Exercise task ->
Which lines below hold the word "بخاري"? Copy all of them.

Rows from a dataset:
• • • • •
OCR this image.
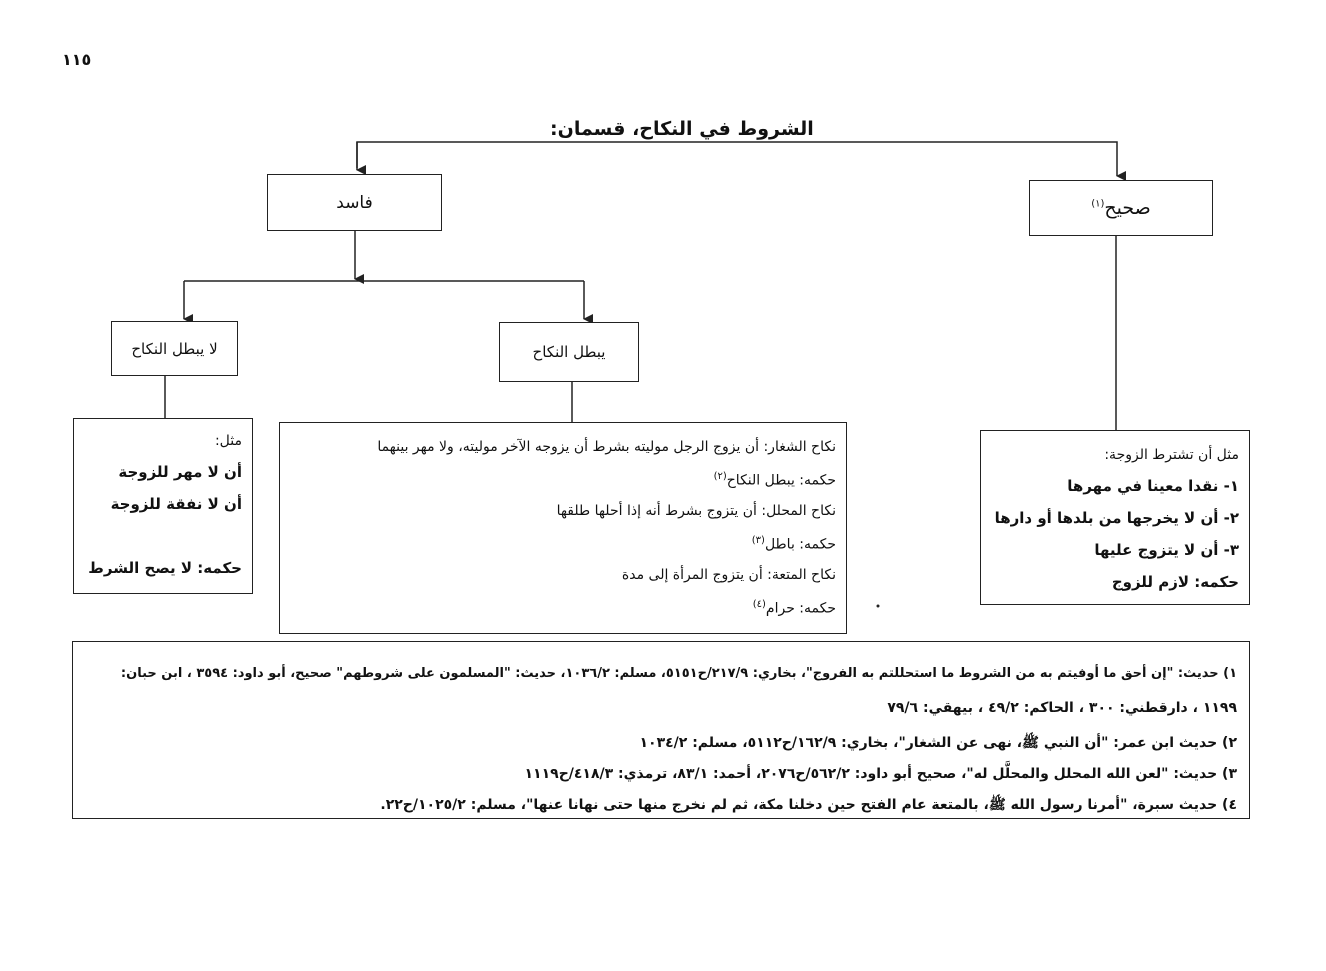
١١٥
الشروط في النكاح، قسمان:
صحيح$^{(١)}$
فاسد
يبطل النكاح
لا يبطل النكاح
مثل أن تشترط الزوجة:
١- نقدا معينا في مهرها
٢- أن لا يخرجها من بلدها أو دارها
٣- أن لا يتزوج عليها
حكمه: لازم للزوج
نكاح الشغار: أن يزوج الرجل موليته بشرط أن يزوجه الآخر موليته، ولا مهر بينهما
حكمه: يبطل النكاح$^{(٢)}$
نكاح المحلل: أن يتزوج بشرط أنه إذا أحلها طلقها
حكمه: باطل$^{(٣)}$
نكاح المتعة: أن يتزوج المرأة إلى مدة
حكمه: حرام$^{(٤)}$
مثل:
أن لا مهر للزوجة
أن لا نفقة للزوجة
حكمه: لا يصح الشرط
١) حديث: "إن أحق ما أوفيتم به من الشروط ما استحللتم به الفروج"، بخاري: ٢١٧/٩/ح٥١٥١، مسلم: ١٠٣٦/٢، حديث: "المسلمون على شروطهم" صحيح، أبو داود: ٣٥٩٤ ، ابن حبان:
١١٩٩ ، دارقطني: ٣٠٠ ، الحاكم: ٤٩/٢ ، بيهقي: ٧٩/٦
٢) حديث ابن عمر: "أن النبي ﷺ، نهى عن الشغار"، بخاري: ١٦٢/٩/ح٥١١٢، مسلم: ١٠٣٤/٢
٣) حديث: "لعن الله المحلل والمحلَّل له"، صحيح أبو داود: ٥٦٢/٢/ح٢٠٧٦، أحمد: ٨٣/١، ترمذي: ٤١٨/٣/ح١١١٩
٤) حديث سبرة، "أمرنا رسول الله ﷺ، بالمتعة عام الفتح حين دخلنا مكة، ثم لم نخرج منها حتى نهانا عنها"، مسلم: ١٠٢٥/٢/ح٢٢.
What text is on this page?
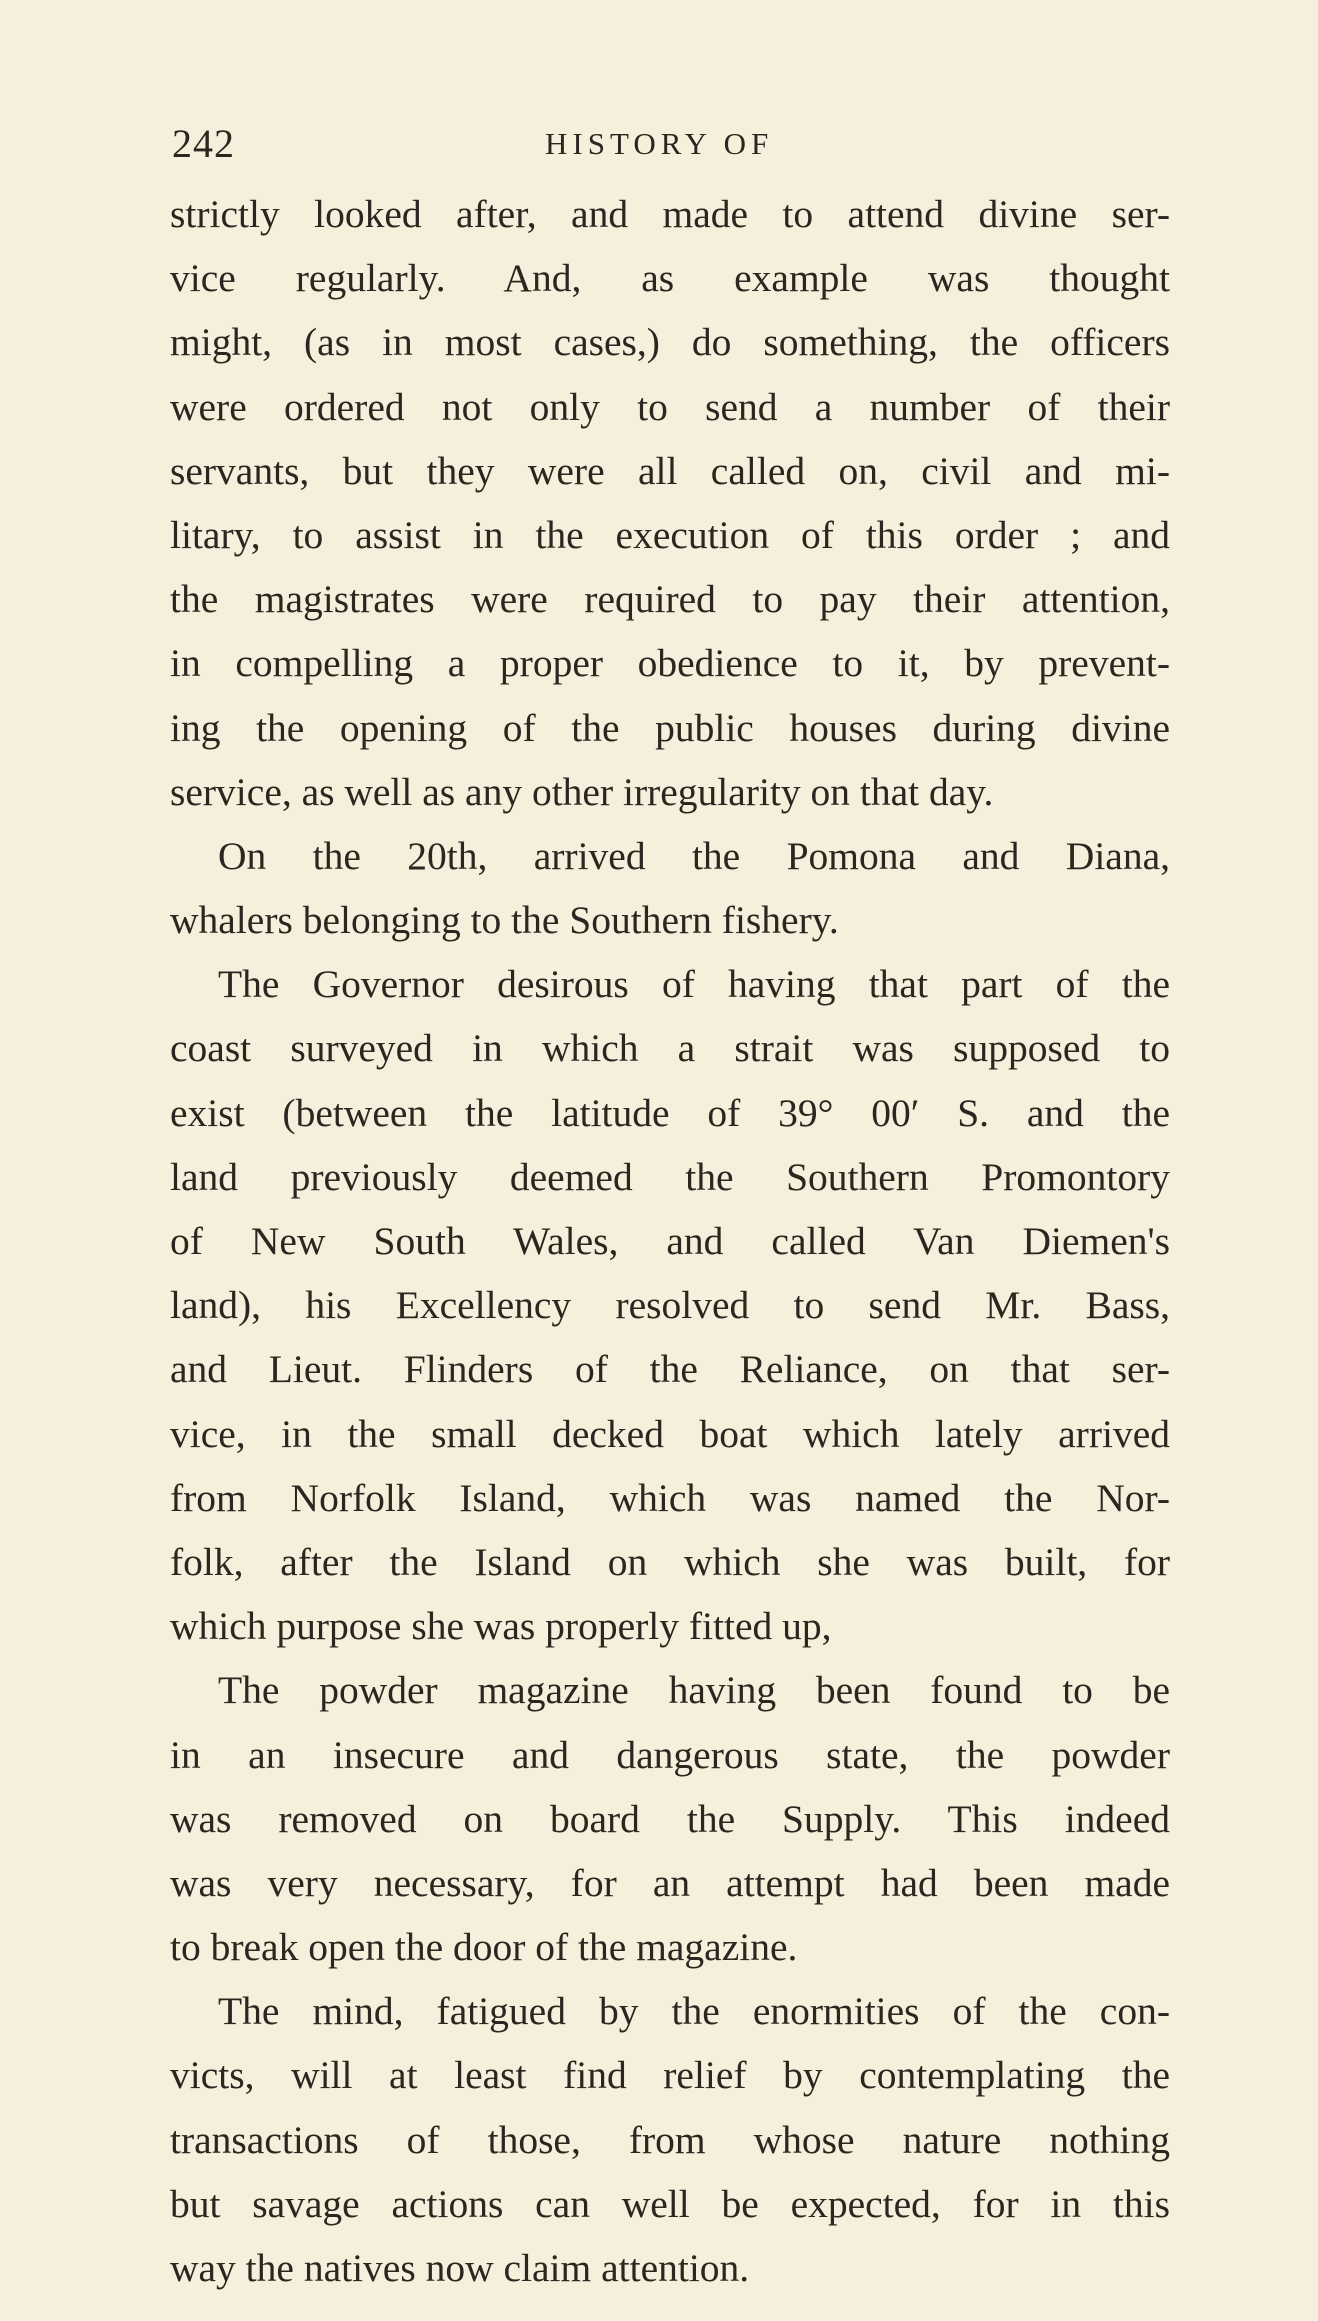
242	HISTORY OF
strictly looked after, and made to attend divine ser-
vice regularly. And, as example was thought
might, (as in most cases,) do something, the officers
were ordered not only to send a number of their
servants, but they were all called on, civil and mi-
litary, to assist in the execution of this order ; and
the magistrates were required to pay their attention,
in compelling a proper obedience to it, by prevent-
ing the opening of the public houses during divine
service, as well as any other irregularity on that day.
On the 20th, arrived the Pomona and Diana,
whalers belonging to the Southern fishery.
The Governor desirous of having that part of the
coast surveyed in which a strait was supposed to
exist (between the latitude of 39° 00′ S. and the
land previously deemed the Southern Promontory
of New South Wales, and called Van Diemen's
land), his Excellency resolved to send Mr. Bass,
and Lieut. Flinders of the Reliance, on that ser-
vice, in the small decked boat which lately arrived
from Norfolk Island, which was named the Nor-
folk, after the Island on which she was built, for
which purpose she was properly fitted up,
The powder magazine having been found to be
in an insecure and dangerous state, the powder
was removed on board the Supply. This indeed
was very necessary, for an attempt had been made
to break open the door of the magazine.
The mind, fatigued by the enormities of the con-
victs, will at least find relief by contemplating the
transactions of those, from whose nature nothing
but savage actions can well be expected, for in this
way the natives now claim attention.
• • • • •
Solution to this task ->
١) حديث: "إن أحق ما أوفيتم به من الشروط ما استحللتم به الفروج"، بخاري: ٢١٧/٩/ح٥١٥١، مسلم: ١٠٣٦/٢، حديث: "المسلمون على شروطهم" صحيح، أبو داود: ٣٥٩٤ ، ابن حبان:
٢) حديث ابن عمر: "أن النبي ﷺ، نهى عن الشغار"، بخاري: ١٦٢/٩/ح٥١١٢، مسلم: ١٠٣٤/٢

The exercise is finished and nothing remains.